Set down the whole listing verbatim.

§

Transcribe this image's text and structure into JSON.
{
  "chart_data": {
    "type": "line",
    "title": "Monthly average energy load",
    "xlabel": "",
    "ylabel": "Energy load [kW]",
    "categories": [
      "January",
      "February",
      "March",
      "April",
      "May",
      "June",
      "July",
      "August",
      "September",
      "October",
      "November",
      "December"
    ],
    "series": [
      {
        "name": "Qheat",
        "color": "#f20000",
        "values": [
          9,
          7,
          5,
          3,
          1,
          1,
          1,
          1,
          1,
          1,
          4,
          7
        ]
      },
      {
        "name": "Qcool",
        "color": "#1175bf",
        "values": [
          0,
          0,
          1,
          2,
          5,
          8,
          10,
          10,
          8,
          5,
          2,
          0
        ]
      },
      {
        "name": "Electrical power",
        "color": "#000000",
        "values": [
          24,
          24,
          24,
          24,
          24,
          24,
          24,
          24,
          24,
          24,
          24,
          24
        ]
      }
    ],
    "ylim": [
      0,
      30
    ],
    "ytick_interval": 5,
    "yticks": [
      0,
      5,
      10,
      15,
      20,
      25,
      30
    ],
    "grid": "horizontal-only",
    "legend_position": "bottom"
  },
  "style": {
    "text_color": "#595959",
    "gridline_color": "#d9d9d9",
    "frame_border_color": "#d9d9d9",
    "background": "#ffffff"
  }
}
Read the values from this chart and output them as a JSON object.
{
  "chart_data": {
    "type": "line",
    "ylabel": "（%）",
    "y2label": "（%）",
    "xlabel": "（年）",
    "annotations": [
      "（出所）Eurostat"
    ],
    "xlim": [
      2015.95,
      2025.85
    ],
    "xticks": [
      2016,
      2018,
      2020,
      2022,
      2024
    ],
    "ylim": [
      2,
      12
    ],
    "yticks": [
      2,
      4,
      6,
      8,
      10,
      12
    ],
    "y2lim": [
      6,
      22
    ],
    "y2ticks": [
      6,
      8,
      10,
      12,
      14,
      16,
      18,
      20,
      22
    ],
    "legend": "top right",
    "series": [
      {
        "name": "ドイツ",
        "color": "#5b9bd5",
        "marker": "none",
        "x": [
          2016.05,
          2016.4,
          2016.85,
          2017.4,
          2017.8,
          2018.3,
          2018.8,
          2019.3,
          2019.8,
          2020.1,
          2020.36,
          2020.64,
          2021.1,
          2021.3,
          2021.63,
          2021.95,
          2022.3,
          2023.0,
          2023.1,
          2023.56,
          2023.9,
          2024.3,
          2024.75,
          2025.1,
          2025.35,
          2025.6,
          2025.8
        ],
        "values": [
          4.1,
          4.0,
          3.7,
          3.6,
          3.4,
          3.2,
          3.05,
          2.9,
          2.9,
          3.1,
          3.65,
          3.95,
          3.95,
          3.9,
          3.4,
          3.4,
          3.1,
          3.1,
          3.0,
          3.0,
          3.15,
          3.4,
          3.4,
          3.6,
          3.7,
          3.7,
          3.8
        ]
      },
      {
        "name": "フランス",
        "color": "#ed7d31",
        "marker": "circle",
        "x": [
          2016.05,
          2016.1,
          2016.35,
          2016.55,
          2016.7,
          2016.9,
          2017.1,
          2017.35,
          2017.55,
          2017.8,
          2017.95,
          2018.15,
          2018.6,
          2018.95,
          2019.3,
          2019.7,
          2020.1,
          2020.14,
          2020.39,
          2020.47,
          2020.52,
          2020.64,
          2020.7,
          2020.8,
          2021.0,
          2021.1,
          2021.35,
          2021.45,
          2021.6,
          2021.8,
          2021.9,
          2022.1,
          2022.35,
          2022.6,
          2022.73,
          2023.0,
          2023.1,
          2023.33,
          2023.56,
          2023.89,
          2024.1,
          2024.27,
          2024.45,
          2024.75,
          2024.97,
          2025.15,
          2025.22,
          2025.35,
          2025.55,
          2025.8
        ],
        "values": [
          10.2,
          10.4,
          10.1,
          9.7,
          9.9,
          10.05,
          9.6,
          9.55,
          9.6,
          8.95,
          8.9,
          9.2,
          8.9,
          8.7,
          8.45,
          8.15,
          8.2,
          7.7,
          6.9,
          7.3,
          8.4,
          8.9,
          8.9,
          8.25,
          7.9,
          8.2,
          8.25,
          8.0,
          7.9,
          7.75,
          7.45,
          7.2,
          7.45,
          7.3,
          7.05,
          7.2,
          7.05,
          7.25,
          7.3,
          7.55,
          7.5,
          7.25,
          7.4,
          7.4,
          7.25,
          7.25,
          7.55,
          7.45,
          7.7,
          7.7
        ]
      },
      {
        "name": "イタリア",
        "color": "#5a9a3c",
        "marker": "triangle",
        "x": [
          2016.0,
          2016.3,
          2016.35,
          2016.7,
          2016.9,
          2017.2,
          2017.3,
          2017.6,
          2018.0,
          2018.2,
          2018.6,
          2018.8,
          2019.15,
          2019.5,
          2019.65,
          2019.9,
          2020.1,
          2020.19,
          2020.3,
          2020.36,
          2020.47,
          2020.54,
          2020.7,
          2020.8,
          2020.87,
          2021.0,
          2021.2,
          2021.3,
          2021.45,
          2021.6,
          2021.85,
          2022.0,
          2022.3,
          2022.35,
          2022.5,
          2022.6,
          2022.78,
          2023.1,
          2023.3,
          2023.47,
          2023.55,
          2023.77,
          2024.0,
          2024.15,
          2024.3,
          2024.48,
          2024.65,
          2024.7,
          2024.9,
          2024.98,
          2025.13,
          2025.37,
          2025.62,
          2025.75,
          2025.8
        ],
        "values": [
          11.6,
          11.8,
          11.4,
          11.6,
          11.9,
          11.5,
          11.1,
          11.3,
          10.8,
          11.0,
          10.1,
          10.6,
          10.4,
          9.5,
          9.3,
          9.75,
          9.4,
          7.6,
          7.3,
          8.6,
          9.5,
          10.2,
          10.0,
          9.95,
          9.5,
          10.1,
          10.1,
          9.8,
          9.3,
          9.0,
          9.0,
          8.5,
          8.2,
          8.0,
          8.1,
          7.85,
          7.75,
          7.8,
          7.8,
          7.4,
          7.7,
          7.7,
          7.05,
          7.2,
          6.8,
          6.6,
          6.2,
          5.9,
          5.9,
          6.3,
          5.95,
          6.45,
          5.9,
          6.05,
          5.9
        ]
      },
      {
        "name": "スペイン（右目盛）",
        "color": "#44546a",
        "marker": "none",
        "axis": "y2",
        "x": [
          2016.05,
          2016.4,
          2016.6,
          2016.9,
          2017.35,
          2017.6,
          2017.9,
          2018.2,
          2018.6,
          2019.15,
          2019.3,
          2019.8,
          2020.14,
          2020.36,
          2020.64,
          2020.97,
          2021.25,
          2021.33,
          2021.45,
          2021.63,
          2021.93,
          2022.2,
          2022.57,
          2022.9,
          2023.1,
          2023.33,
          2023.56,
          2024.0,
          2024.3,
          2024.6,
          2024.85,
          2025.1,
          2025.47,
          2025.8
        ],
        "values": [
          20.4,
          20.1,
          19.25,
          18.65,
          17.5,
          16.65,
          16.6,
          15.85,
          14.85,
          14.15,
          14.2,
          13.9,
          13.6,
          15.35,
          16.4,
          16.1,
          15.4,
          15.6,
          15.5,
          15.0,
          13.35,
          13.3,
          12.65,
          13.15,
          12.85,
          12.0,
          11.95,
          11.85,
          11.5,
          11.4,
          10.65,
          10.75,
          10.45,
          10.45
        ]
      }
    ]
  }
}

§

■ **SOLUTION TO THIS TASK**:
Transcribe this image's text and structure into JSON.
{
  "chart_data": {
    "type": "line",
    "title": "Monthly average energy load",
    "xlabel": "",
    "ylabel": "Energy load [kW]",
    "categories": [
      "January",
      "February",
      "March",
      "April",
      "May",
      "June",
      "July",
      "August",
      "September",
      "October",
      "November",
      "December"
    ],
    "series": [
      {
        "name": "Qheat",
        "color": "#f20000",
        "values": [
          9,
          7,
          5,
          3,
          1,
          1,
          1,
          1,
          1,
          1,
          4,
          7
        ]
      },
      {
        "name": "Qcool",
        "color": "#1175bf",
        "values": [
          0,
          0,
          1,
          2,
          5,
          8,
          10,
          10,
          8,
          5,
          2,
          0
        ]
      },
      {
        "name": "Electrical power",
        "color": "#000000",
        "values": [
          24,
          24,
          24,
          24,
          24,
          24,
          24,
          24,
          24,
          24,
          24,
          24
        ]
      }
    ],
    "ylim": [
      0,
      30
    ],
    "ytick_interval": 5,
    "yticks": [
      0,
      5,
      10,
      15,
      20,
      25,
      30
    ],
    "grid": "horizontal-only",
    "legend_position": "bottom"
  },
  "style": {
    "text_color": "#595959",
    "gridline_color": "#d9d9d9",
    "frame_border_color": "#d9d9d9",
    "background": "#ffffff"
  }
}
Read the values from this chart and output them as a JSON object.
{
  "chart_data": {
    "type": "line",
    "ylabel": "（%）",
    "y2label": "（%）",
    "xlabel": "（年）",
    "annotations": [
      "（出所）Eurostat"
    ],
    "xlim": [
      2015.95,
      2025.85
    ],
    "xticks": [
      2016,
      2018,
      2020,
      2022,
      2024
    ],
    "ylim": [
      2,
      12
    ],
    "yticks": [
      2,
      4,
      6,
      8,
      10,
      12
    ],
    "y2lim": [
      6,
      22
    ],
    "y2ticks": [
      6,
      8,
      10,
      12,
      14,
      16,
      18,
      20,
      22
    ],
    "legend": "top right",
    "series": [
      {
        "name": "ドイツ",
        "color": "#5b9bd5",
        "marker": "none",
        "x": [
          2016.05,
          2016.4,
          2016.85,
          2017.4,
          2017.8,
          2018.3,
          2018.8,
          2019.3,
          2019.8,
          2020.1,
          2020.36,
          2020.64,
          2021.1,
          2021.3,
          2021.63,
          2021.95,
          2022.3,
          2023.0,
          2023.1,
          2023.56,
          2023.9,
          2024.3,
          2024.75,
          2025.1,
          2025.35,
          2025.6,
          2025.8
        ],
        "values": [
          4.1,
          4.0,
          3.7,
          3.6,
          3.4,
          3.2,
          3.05,
          2.9,
          2.9,
          3.1,
          3.65,
          3.95,
          3.95,
          3.9,
          3.4,
          3.4,
          3.1,
          3.1,
          3.0,
          3.0,
          3.15,
          3.4,
          3.4,
          3.6,
          3.7,
          3.7,
          3.8
        ]
      },
      {
        "name": "フランス",
        "color": "#ed7d31",
        "marker": "circle",
        "x": [
          2016.05,
          2016.1,
          2016.35,
          2016.55,
          2016.7,
          2016.9,
          2017.1,
          2017.35,
          2017.55,
          2017.8,
          2017.95,
          2018.15,
          2018.6,
          2018.95,
          2019.3,
          2019.7,
          2020.1,
          2020.14,
          2020.39,
          2020.47,
          2020.52,
          2020.64,
          2020.7,
          2020.8,
          2021.0,
          2021.1,
          2021.35,
          2021.45,
          2021.6,
          2021.8,
          2021.9,
          2022.1,
          2022.35,
          2022.6,
          2022.73,
          2023.0,
          2023.1,
          2023.33,
          2023.56,
          2023.89,
          2024.1,
          2024.27,
          2024.45,
          2024.75,
          2024.97,
          2025.15,
          2025.22,
          2025.35,
          2025.55,
          2025.8
        ],
        "values": [
          10.2,
          10.4,
          10.1,
          9.7,
          9.9,
          10.05,
          9.6,
          9.55,
          9.6,
          8.95,
          8.9,
          9.2,
          8.9,
          8.7,
          8.45,
          8.15,
          8.2,
          7.7,
          6.9,
          7.3,
          8.4,
          8.9,
          8.9,
          8.25,
          7.9,
          8.2,
          8.25,
          8.0,
          7.9,
          7.75,
          7.45,
          7.2,
          7.45,
          7.3,
          7.05,
          7.2,
          7.05,
          7.25,
          7.3,
          7.55,
          7.5,
          7.25,
          7.4,
          7.4,
          7.25,
          7.25,
          7.55,
          7.45,
          7.7,
          7.7
        ]
      },
      {
        "name": "イタリア",
        "color": "#5a9a3c",
        "marker": "triangle",
        "x": [
          2016.0,
          2016.3,
          2016.35,
          2016.7,
          2016.9,
          2017.2,
          2017.3,
          2017.6,
          2018.0,
          2018.2,
          2018.6,
          2018.8,
          2019.15,
          2019.5,
          2019.65,
          2019.9,
          2020.1,
          2020.19,
          2020.3,
          2020.36,
          2020.47,
          2020.54,
          2020.7,
          2020.8,
          2020.87,
          2021.0,
          2021.2,
          2021.3,
          2021.45,
          2021.6,
          2021.85,
          2022.0,
          2022.3,
          2022.35,
          2022.5,
          2022.6,
          2022.78,
          2023.1,
          2023.3,
          2023.47,
          2023.55,
          2023.77,
          2024.0,
          2024.15,
          2024.3,
          2024.48,
          2024.65,
          2024.7,
          2024.9,
          2024.98,
          2025.13,
          2025.37,
          2025.62,
          2025.75,
          2025.8
        ],
        "values": [
          11.6,
          11.8,
          11.4,
          11.6,
          11.9,
          11.5,
          11.1,
          11.3,
          10.8,
          11.0,
          10.1,
          10.6,
          10.4,
          9.5,
          9.3,
          9.75,
          9.4,
          7.6,
          7.3,
          8.6,
          9.5,
          10.2,
          10.0,
          9.95,
          9.5,
          10.1,
          10.1,
          9.8,
          9.3,
          9.0,
          9.0,
          8.5,
          8.2,
          8.0,
          8.1,
          7.85,
          7.75,
          7.8,
          7.8,
          7.4,
          7.7,
          7.7,
          7.05,
          7.2,
          6.8,
          6.6,
          6.2,
          5.9,
          5.9,
          6.3,
          5.95,
          6.45,
          5.9,
          6.05,
          5.9
        ]
      },
      {
        "name": "スペイン（右目盛）",
        "color": "#44546a",
        "marker": "none",
        "axis": "y2",
        "x": [
          2016.05,
          2016.4,
          2016.6,
          2016.9,
          2017.35,
          2017.6,
          2017.9,
          2018.2,
          2018.6,
          2019.15,
          2019.3,
          2019.8,
          2020.14,
          2020.36,
          2020.64,
          2020.97,
          2021.25,
          2021.33,
          2021.45,
          2021.63,
          2021.93,
          2022.2,
          2022.57,
          2022.9,
          2023.1,
          2023.33,
          2023.56,
          2024.0,
          2024.3,
          2024.6,
          2024.85,
          2025.1,
          2025.47,
          2025.8
        ],
        "values": [
          20.4,
          20.1,
          19.25,
          18.65,
          17.5,
          16.65,
          16.6,
          15.85,
          14.85,
          14.15,
          14.2,
          13.9,
          13.6,
          15.35,
          16.4,
          16.1,
          15.4,
          15.6,
          15.5,
          15.0,
          13.35,
          13.3,
          12.65,
          13.15,
          12.85,
          12.0,
          11.95,
          11.85,
          11.5,
          11.4,
          10.65,
          10.75,
          10.45,
          10.45
        ]
      }
    ]
  }
}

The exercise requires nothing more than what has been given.